#### Objective
Print out every record exactly as it appears.

#### Data lines
# # # #

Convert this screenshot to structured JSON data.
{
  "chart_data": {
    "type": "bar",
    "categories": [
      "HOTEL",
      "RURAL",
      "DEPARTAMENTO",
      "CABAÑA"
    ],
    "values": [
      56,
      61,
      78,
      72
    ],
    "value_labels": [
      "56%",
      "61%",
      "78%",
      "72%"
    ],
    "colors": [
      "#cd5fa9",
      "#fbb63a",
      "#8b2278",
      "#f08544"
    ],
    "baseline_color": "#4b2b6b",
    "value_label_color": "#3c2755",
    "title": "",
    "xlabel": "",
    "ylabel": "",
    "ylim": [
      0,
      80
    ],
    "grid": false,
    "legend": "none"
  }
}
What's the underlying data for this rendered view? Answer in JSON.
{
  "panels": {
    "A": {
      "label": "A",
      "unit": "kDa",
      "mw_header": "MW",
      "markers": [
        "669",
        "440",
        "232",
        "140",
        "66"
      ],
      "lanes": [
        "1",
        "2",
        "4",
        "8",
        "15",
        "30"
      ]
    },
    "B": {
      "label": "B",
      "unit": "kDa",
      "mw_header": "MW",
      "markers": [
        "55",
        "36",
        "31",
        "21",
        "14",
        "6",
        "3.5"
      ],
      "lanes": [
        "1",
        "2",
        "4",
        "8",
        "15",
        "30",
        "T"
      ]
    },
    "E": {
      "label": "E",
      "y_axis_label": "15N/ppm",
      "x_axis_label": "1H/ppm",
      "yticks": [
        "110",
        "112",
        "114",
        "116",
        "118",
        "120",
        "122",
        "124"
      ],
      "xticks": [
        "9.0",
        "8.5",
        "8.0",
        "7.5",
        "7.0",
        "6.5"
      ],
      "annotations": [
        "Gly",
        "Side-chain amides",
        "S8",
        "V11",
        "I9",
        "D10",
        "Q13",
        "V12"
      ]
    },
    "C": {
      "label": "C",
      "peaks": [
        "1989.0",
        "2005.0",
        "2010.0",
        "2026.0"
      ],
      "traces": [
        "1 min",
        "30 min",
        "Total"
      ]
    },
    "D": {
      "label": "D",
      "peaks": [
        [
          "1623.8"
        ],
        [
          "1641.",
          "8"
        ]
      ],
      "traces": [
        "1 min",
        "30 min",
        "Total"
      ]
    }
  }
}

# # # #

#### Task result
Convert this screenshot to structured JSON data.
{
  "chart_data": {
    "type": "bar",
    "categories": [
      "HOTEL",
      "RURAL",
      "DEPARTAMENTO",
      "CABAÑA"
    ],
    "values": [
      56,
      61,
      78,
      72
    ],
    "value_labels": [
      "56%",
      "61%",
      "78%",
      "72%"
    ],
    "colors": [
      "#cd5fa9",
      "#fbb63a",
      "#8b2278",
      "#f08544"
    ],
    "baseline_color": "#4b2b6b",
    "value_label_color": "#3c2755",
    "title": "",
    "xlabel": "",
    "ylabel": "",
    "ylim": [
      0,
      80
    ],
    "grid": false,
    "legend": "none"
  }
}
What's the underlying data for this rendered view? Answer in JSON.
{
  "panels": {
    "A": {
      "label": "A",
      "unit": "kDa",
      "mw_header": "MW",
      "markers": [
        "669",
        "440",
        "232",
        "140",
        "66"
      ],
      "lanes": [
        "1",
        "2",
        "4",
        "8",
        "15",
        "30"
      ]
    },
    "B": {
      "label": "B",
      "unit": "kDa",
      "mw_header": "MW",
      "markers": [
        "55",
        "36",
        "31",
        "21",
        "14",
        "6",
        "3.5"
      ],
      "lanes": [
        "1",
        "2",
        "4",
        "8",
        "15",
        "30",
        "T"
      ]
    },
    "E": {
      "label": "E",
      "y_axis_label": "15N/ppm",
      "x_axis_label": "1H/ppm",
      "yticks": [
        "110",
        "112",
        "114",
        "116",
        "118",
        "120",
        "122",
        "124"
      ],
      "xticks": [
        "9.0",
        "8.5",
        "8.0",
        "7.5",
        "7.0",
        "6.5"
      ],
      "annotations": [
        "Gly",
        "Side-chain amides",
        "S8",
        "V11",
        "I9",
        "D10",
        "Q13",
        "V12"
      ]
    },
    "C": {
      "label": "C",
      "peaks": [
        "1989.0",
        "2005.0",
        "2010.0",
        "2026.0"
      ],
      "traces": [
        "1 min",
        "30 min",
        "Total"
      ]
    },
    "D": {
      "label": "D",
      "peaks": [
        [
          "1623.8"
        ],
        [
          "1641.",
          "8"
        ]
      ],
      "traces": [
        "1 min",
        "30 min",
        "Total"
      ]
    }
  }
}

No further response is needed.